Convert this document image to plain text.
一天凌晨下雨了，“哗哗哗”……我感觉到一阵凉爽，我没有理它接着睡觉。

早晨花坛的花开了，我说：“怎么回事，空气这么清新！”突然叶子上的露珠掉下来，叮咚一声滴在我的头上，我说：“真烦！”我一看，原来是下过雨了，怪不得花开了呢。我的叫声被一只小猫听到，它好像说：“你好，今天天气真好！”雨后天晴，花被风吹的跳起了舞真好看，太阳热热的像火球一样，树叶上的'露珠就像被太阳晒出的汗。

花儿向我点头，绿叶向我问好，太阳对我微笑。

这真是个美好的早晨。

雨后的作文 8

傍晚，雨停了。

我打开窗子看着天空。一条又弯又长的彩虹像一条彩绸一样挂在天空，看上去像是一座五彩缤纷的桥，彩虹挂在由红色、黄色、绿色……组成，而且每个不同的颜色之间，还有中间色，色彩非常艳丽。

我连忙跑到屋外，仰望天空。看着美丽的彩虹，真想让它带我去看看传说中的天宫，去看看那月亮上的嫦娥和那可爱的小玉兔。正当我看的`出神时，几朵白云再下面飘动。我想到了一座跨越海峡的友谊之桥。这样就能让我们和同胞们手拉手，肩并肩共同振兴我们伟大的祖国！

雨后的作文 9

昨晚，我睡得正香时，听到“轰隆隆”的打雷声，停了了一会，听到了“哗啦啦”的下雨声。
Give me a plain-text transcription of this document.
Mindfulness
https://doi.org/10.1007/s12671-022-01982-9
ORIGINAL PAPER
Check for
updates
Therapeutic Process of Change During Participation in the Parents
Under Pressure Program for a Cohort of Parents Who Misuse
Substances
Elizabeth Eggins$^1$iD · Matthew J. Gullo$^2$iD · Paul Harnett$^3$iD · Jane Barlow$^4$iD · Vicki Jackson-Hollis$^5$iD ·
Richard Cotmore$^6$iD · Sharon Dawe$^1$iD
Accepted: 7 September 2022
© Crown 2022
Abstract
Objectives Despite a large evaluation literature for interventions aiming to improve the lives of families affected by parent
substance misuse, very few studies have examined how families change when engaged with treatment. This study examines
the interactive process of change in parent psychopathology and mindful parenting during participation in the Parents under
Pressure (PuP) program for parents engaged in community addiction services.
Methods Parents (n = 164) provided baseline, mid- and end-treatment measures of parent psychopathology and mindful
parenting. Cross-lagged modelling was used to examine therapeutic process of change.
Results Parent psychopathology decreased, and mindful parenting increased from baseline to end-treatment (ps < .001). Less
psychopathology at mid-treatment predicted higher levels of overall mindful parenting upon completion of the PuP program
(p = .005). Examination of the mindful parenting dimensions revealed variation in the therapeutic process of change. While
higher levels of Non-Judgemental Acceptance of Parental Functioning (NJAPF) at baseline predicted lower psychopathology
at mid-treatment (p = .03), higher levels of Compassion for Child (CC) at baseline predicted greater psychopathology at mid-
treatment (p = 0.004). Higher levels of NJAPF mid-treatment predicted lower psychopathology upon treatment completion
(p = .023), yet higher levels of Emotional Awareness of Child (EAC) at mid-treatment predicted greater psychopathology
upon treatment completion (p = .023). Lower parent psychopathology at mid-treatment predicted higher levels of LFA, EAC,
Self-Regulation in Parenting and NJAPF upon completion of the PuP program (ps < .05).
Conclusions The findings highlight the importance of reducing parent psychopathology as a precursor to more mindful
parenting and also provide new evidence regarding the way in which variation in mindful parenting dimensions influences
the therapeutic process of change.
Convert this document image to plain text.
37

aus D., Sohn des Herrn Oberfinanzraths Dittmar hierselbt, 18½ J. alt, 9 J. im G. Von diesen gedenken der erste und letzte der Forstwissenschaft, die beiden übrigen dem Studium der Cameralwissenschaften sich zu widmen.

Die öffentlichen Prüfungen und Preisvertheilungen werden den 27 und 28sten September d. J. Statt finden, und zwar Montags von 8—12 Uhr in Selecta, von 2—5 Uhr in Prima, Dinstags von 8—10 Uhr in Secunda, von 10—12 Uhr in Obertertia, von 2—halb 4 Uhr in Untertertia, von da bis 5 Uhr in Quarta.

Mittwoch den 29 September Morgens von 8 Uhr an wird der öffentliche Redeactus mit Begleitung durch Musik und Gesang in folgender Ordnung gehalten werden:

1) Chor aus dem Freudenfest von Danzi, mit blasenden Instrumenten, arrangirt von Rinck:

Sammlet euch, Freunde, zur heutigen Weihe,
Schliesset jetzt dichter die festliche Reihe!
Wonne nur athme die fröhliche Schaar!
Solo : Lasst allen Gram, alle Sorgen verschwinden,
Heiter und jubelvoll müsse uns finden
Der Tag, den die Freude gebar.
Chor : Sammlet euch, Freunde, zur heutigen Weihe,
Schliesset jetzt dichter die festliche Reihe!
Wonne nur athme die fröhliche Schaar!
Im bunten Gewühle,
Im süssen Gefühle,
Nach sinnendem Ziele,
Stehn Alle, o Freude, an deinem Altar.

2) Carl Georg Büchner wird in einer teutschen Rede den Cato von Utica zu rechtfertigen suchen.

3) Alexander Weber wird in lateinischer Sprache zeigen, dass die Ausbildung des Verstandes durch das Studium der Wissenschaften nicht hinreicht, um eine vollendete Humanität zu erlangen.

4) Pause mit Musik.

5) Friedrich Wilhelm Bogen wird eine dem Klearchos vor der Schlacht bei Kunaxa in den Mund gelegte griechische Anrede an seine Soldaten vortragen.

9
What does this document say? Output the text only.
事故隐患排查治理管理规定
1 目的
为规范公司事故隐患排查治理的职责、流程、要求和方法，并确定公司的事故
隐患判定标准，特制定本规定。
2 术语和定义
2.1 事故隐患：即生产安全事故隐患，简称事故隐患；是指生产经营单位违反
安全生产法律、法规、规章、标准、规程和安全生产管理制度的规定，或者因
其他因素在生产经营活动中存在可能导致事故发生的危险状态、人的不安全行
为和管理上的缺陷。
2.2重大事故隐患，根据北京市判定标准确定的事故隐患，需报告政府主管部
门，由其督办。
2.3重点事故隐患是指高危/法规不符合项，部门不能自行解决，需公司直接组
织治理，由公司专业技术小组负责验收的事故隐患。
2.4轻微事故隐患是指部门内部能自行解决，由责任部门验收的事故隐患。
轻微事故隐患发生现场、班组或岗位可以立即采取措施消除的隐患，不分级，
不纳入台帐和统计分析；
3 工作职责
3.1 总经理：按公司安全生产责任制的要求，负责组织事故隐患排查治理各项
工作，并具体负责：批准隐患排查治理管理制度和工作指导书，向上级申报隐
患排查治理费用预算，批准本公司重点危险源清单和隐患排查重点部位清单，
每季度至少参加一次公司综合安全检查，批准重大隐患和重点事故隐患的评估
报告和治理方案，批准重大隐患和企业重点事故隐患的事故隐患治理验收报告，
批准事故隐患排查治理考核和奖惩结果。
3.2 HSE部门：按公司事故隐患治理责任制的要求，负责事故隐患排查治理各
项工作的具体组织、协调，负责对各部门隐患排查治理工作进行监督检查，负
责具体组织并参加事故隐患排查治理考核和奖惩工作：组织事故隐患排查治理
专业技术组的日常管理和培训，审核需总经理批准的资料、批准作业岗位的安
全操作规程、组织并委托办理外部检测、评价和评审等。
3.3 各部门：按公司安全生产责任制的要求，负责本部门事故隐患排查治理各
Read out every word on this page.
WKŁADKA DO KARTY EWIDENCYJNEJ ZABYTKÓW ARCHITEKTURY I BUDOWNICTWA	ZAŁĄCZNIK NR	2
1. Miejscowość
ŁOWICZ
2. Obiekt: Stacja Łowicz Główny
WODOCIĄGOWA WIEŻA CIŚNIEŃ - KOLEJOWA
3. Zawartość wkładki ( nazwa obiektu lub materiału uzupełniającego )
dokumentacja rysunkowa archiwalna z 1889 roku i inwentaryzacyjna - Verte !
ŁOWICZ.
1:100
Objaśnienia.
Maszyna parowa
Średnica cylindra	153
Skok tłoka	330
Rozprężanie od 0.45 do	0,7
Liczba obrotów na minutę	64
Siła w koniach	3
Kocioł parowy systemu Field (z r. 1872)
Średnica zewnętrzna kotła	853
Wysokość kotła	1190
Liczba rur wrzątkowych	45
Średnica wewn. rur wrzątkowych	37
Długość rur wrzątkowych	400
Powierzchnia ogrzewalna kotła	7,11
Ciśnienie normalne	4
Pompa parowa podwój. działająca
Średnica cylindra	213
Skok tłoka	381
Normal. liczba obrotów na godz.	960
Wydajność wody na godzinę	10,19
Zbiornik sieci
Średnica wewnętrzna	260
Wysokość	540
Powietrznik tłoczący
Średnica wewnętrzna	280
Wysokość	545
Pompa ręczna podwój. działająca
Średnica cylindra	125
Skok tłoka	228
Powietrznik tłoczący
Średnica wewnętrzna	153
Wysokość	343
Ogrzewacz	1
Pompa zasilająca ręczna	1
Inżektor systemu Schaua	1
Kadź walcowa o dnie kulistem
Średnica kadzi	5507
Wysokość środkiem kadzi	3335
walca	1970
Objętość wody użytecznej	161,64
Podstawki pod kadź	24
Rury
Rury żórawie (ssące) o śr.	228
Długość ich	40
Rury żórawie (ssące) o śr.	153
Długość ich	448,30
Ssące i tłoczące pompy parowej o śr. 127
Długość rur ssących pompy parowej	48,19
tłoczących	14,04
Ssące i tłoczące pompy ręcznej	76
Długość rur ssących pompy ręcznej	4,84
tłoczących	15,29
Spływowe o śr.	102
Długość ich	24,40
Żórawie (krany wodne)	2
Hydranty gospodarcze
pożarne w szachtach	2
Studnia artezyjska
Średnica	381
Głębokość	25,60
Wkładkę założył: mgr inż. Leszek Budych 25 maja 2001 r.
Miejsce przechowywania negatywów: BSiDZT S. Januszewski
+++
» YOUR OBJECTIVE
Only the count is wanted: report how many lines of the material above hold the word "completion".

» SOLUTION
4